## Exercise task
Give only the number of lines in the data that include the string "Allende".

## Data to use
▼▼▼

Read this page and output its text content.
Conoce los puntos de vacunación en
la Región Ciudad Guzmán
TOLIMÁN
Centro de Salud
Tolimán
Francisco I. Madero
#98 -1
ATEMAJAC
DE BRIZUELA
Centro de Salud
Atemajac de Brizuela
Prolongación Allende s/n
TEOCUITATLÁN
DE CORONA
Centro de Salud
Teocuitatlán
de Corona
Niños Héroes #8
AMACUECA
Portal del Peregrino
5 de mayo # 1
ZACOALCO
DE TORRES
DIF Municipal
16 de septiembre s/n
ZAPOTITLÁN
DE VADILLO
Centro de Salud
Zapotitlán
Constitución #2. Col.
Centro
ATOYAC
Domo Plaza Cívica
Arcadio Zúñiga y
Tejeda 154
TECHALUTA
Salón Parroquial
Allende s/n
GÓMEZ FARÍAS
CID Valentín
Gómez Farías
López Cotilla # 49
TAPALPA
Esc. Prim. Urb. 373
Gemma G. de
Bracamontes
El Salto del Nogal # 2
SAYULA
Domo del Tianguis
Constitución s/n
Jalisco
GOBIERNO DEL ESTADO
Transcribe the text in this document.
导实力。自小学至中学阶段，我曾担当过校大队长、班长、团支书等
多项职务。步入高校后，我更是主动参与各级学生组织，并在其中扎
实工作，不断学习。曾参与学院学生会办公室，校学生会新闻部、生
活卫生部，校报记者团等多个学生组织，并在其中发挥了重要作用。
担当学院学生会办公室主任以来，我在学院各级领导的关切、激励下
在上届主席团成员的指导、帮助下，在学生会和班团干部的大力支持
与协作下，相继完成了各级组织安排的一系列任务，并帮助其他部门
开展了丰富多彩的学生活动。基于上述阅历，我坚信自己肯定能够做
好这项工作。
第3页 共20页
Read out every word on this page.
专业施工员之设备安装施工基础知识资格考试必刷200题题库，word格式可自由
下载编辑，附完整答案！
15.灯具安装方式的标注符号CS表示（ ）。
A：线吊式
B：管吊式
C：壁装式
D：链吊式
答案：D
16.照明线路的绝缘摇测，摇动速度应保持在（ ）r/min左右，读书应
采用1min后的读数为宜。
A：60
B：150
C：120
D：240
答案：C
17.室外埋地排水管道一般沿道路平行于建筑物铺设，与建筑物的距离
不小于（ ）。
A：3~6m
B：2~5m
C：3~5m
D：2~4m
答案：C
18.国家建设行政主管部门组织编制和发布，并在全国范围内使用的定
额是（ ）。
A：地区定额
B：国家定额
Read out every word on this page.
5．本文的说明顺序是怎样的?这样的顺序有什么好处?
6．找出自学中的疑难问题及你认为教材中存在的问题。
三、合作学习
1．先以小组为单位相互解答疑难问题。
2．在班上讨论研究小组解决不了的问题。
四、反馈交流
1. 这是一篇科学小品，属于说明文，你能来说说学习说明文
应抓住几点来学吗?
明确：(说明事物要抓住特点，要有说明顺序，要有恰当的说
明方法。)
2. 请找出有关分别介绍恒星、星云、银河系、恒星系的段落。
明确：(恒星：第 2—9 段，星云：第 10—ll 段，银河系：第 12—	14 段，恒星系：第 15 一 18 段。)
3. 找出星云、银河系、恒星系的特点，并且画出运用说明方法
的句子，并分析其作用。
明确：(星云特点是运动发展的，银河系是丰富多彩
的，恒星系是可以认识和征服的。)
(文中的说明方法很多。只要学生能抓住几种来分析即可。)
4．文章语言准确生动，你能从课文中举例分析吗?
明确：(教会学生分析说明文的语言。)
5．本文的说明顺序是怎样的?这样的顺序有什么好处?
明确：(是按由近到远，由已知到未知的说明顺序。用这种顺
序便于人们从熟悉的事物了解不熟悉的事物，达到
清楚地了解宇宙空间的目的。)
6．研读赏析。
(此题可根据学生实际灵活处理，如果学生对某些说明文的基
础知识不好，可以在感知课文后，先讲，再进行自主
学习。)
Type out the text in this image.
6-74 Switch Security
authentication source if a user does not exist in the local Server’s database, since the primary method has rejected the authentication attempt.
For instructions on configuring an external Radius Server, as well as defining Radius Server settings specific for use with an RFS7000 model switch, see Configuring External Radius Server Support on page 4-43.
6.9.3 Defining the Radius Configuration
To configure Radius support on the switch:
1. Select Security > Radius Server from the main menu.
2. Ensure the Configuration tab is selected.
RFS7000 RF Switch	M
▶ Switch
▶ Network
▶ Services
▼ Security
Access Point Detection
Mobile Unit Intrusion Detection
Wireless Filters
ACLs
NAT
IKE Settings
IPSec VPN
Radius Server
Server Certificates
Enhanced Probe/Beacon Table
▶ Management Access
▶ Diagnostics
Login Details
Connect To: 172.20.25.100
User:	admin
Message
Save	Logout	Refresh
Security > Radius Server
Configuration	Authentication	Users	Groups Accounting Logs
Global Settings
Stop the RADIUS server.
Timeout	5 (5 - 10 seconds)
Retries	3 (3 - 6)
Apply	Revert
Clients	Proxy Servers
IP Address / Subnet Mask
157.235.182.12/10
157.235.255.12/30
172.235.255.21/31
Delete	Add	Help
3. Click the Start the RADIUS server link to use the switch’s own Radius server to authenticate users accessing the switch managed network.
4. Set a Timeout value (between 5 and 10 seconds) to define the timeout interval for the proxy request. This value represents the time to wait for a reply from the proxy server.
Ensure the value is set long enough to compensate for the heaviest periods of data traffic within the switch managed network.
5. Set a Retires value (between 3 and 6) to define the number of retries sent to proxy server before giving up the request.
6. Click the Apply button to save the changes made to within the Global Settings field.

▲▲▲

## Written answer
2